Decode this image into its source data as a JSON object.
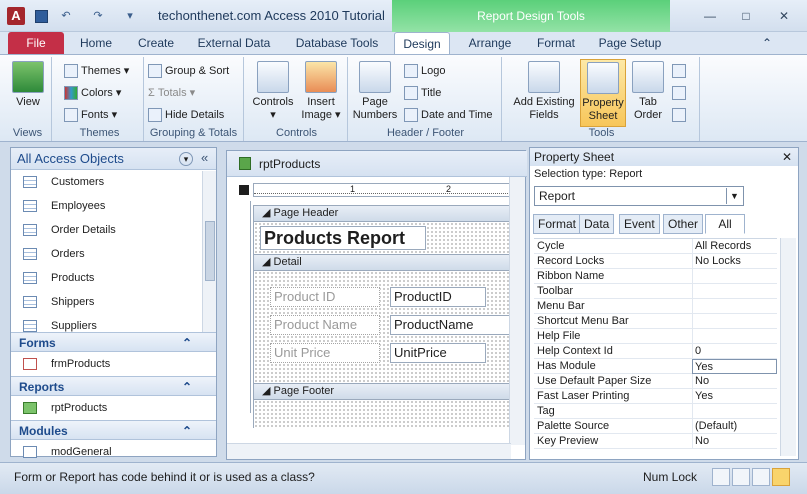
{
  "window": {
    "title": "techonthenet.com Access 2010 Tutorial",
    "context_tools": "Report Design Tools",
    "icon_letter": "A"
  },
  "tabs": [
    "File",
    "Home",
    "Create",
    "External Data",
    "Database Tools",
    "Design",
    "Arrange",
    "Format",
    "Page Setup"
  ],
  "ribbon": {
    "views": {
      "label": "Views",
      "view": "View"
    },
    "themes": {
      "label": "Themes",
      "themes": "Themes",
      "colors": "Colors",
      "fonts": "Fonts"
    },
    "grouping": {
      "label": "Grouping & Totals",
      "group_sort": "Group & Sort",
      "totals": "Totals",
      "hide_details": "Hide Details"
    },
    "controls": {
      "label": "Controls",
      "controls": "Controls",
      "insert_image": "Insert Image"
    },
    "header_footer": {
      "label": "Header / Footer",
      "page_numbers": "Page Numbers",
      "logo": "Logo",
      "title": "Title",
      "date_time": "Date and Time"
    },
    "tools": {
      "label": "Tools",
      "add_fields": "Add Existing Fields",
      "property_sheet": "Property Sheet",
      "tab_order": "Tab Order"
    }
  },
  "nav": {
    "title": "All Access Objects",
    "tables": [
      "Customers",
      "Employees",
      "Order Details",
      "Orders",
      "Products",
      "Shippers",
      "Suppliers"
    ],
    "sections": [
      {
        "name": "Forms",
        "items": [
          "frmProducts"
        ]
      },
      {
        "name": "Reports",
        "items": [
          "rptProducts"
        ]
      },
      {
        "name": "Modules",
        "items": [
          "modGeneral"
        ]
      }
    ]
  },
  "report": {
    "name": "rptProducts",
    "ruler": [
      "1",
      "2"
    ],
    "page_header": "Page Header",
    "title": "Products Report",
    "detail": "Detail",
    "page_footer": "Page Footer",
    "fields": [
      {
        "label": "Product ID",
        "value": "ProductID"
      },
      {
        "label": "Product Name",
        "value": "ProductName"
      },
      {
        "label": "Unit Price",
        "value": "UnitPrice"
      }
    ]
  },
  "property_sheet": {
    "title": "Property Sheet",
    "selection_type": "Selection type:  Report",
    "selected": "Report",
    "tabs": [
      "Format",
      "Data",
      "Event",
      "Other",
      "All"
    ],
    "rows": [
      {
        "name": "Cycle",
        "value": "All Records"
      },
      {
        "name": "Record Locks",
        "value": "No Locks"
      },
      {
        "name": "Ribbon Name",
        "value": ""
      },
      {
        "name": "Toolbar",
        "value": ""
      },
      {
        "name": "Menu Bar",
        "value": ""
      },
      {
        "name": "Shortcut Menu Bar",
        "value": ""
      },
      {
        "name": "Help File",
        "value": ""
      },
      {
        "name": "Help Context Id",
        "value": "0"
      },
      {
        "name": "Has Module",
        "value": "Yes"
      },
      {
        "name": "Use Default Paper Size",
        "value": "No"
      },
      {
        "name": "Fast Laser Printing",
        "value": "Yes"
      },
      {
        "name": "Tag",
        "value": ""
      },
      {
        "name": "Palette Source",
        "value": "(Default)"
      },
      {
        "name": "Key Preview",
        "value": "No"
      }
    ]
  },
  "status": {
    "text": "Form or Report has code behind it or is used as a class?",
    "num_lock": "Num Lock"
  }
}
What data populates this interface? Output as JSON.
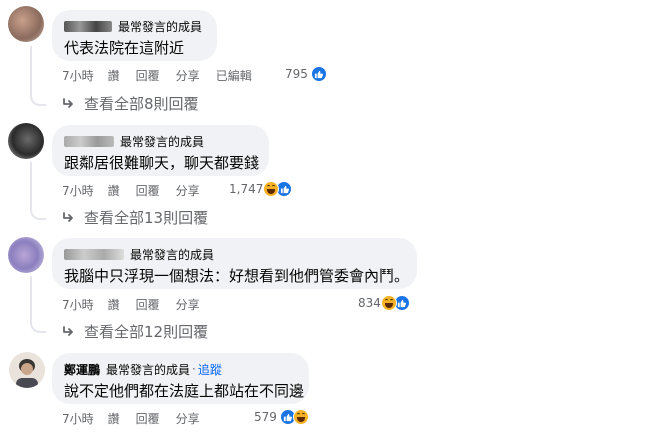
{
  "badge": "最常發言的成員",
  "actions": {
    "time": "7小時",
    "like": "讚",
    "reply": "回覆",
    "share": "分享",
    "edited": "已編輯"
  },
  "comments": [
    {
      "text": "代表法院在這附近",
      "count": "795",
      "reactions": [
        "like-icon"
      ],
      "view_replies": "查看全部8則回覆"
    },
    {
      "text": "跟鄰居很難聊天，聊天都要錢",
      "count": "1,747",
      "reactions": [
        "haha-icon",
        "like-icon"
      ],
      "view_replies": "查看全部13則回覆"
    },
    {
      "text": "我腦中只浮現一個想法：好想看到他們管委會內鬥。",
      "count": "834",
      "reactions": [
        "haha-icon",
        "like-icon"
      ],
      "view_replies": "查看全部12則回覆"
    },
    {
      "author": "鄭運鵬",
      "follow": "追蹤",
      "text": "說不定他們都在法庭上都站在不同邊",
      "count": "579",
      "reactions": [
        "like-icon",
        "haha-icon"
      ]
    }
  ]
}
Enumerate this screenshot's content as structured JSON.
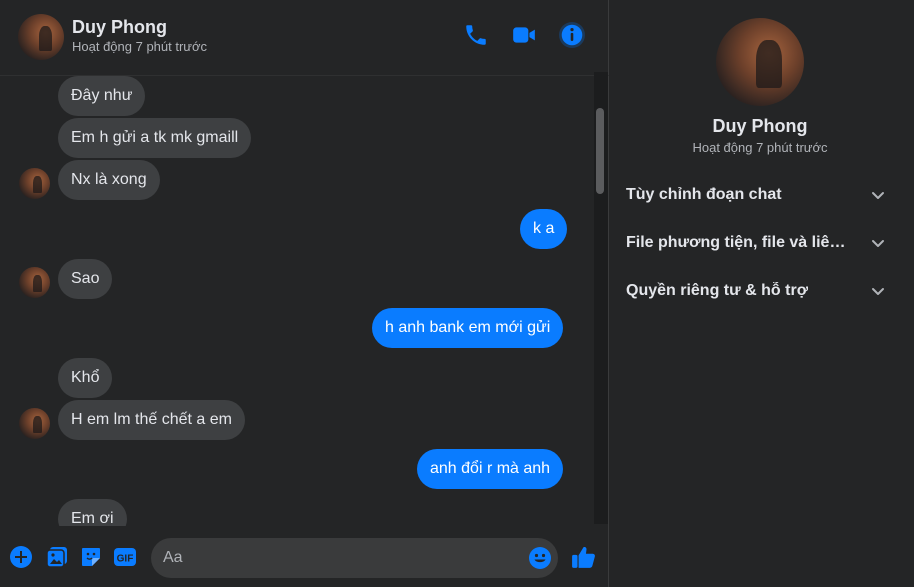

[Your instructions]: Without the pictures, repeat all the records word for word.

[Task response]:
Decode this image into its source data as a JSON object.
{
  "window": {
    "title": "techonthenet.com Access 2010 Tutorial",
    "context_tools": "Report Design Tools",
    "icon_letter": "A"
  },
  "tabs": [
    "File",
    "Home",
    "Create",
    "External Data",
    "Database Tools",
    "Design",
    "Arrange",
    "Format",
    "Page Setup"
  ],
  "ribbon": {
    "views": {
      "label": "Views",
      "view": "View"
    },
    "themes": {
      "label": "Themes",
      "themes": "Themes",
      "colors": "Colors",
      "fonts": "Fonts"
    },
    "grouping": {
      "label": "Grouping & Totals",
      "group_sort": "Group & Sort",
      "totals": "Totals",
      "hide_details": "Hide Details"
    },
    "controls": {
      "label": "Controls",
      "controls": "Controls",
      "insert_image": "Insert Image"
    },
    "header_footer": {
      "label": "Header / Footer",
      "page_numbers": "Page Numbers",
      "logo": "Logo",
      "title": "Title",
      "date_time": "Date and Time"
    },
    "tools": {
      "label": "Tools",
      "add_fields": "Add Existing Fields",
      "property_sheet": "Property Sheet",
      "tab_order": "Tab Order"
    }
  },
  "nav": {
    "title": "All Access Objects",
    "tables": [
      "Customers",
      "Employees",
      "Order Details",
      "Orders",
      "Products",
      "Shippers",
      "Suppliers"
    ],
    "sections": [
      {
        "name": "Forms",
        "items": [
          "frmProducts"
        ]
      },
      {
        "name": "Reports",
        "items": [
          "rptProducts"
        ]
      },
      {
        "name": "Modules",
        "items": [
          "modGeneral"
        ]
      }
    ]
  },
  "report": {
    "name": "rptProducts",
    "ruler": [
      "1",
      "2"
    ],
    "page_header": "Page Header",
    "title": "Products Report",
    "detail": "Detail",
    "page_footer": "Page Footer",
    "fields": [
      {
        "label": "Product ID",
        "value": "ProductID"
      },
      {
        "label": "Product Name",
        "value": "ProductName"
      },
      {
        "label": "Unit Price",
        "value": "UnitPrice"
      }
    ]
  },
  "property_sheet": {
    "title": "Property Sheet",
    "selection_type": "Selection type:  Report",
    "selected": "Report",
    "tabs": [
      "Format",
      "Data",
      "Event",
      "Other",
      "All"
    ],
    "rows": [
      {
        "name": "Cycle",
        "value": "All Records"
      },
      {
        "name": "Record Locks",
        "value": "No Locks"
      },
      {
        "name": "Ribbon Name",
        "value": ""
      },
      {
        "name": "Toolbar",
        "value": ""
      },
      {
        "name": "Menu Bar",
        "value": ""
      },
      {
        "name": "Shortcut Menu Bar",
        "value": ""
      },
      {
        "name": "Help File",
        "value": ""
      },
      {
        "name": "Help Context Id",
        "value": "0"
      },
      {
        "name": "Has Module",
        "value": "Yes"
      },
      {
        "name": "Use Default Paper Size",
        "value": "No"
      },
      {
        "name": "Fast Laser Printing",
        "value": "Yes"
      },
      {
        "name": "Tag",
        "value": ""
      },
      {
        "name": "Palette Source",
        "value": "(Default)"
      },
      {
        "name": "Key Preview",
        "value": "No"
      }
    ]
  },
  "status": {
    "text": "Form or Report has code behind it or is used as a class?",
    "num_lock": "Num Lock"
  }
}
What data populates this interface? Output as JSON.
{
  "badge": "最常發言的成員",
  "actions": {
    "time": "7小時",
    "like": "讚",
    "reply": "回覆",
    "share": "分享",
    "edited": "已編輯"
  },
  "comments": [
    {
      "text": "代表法院在這附近",
      "count": "795",
      "reactions": [
        "like-icon"
      ],
      "view_replies": "查看全部8則回覆"
    },
    {
      "text": "跟鄰居很難聊天，聊天都要錢",
      "count": "1,747",
      "reactions": [
        "haha-icon",
        "like-icon"
      ],
      "view_replies": "查看全部13則回覆"
    },
    {
      "text": "我腦中只浮現一個想法：好想看到他們管委會內鬥。",
      "count": "834",
      "reactions": [
        "haha-icon",
        "like-icon"
      ],
      "view_replies": "查看全部12則回覆"
    },
    {
      "author": "鄭運鵬",
      "follow": "追蹤",
      "text": "說不定他們都在法庭上都站在不同邊",
      "count": "579",
      "reactions": [
        "like-icon",
        "haha-icon"
      ]
    }
  ]
}
Enumerate this screenshot's content as structured JSON.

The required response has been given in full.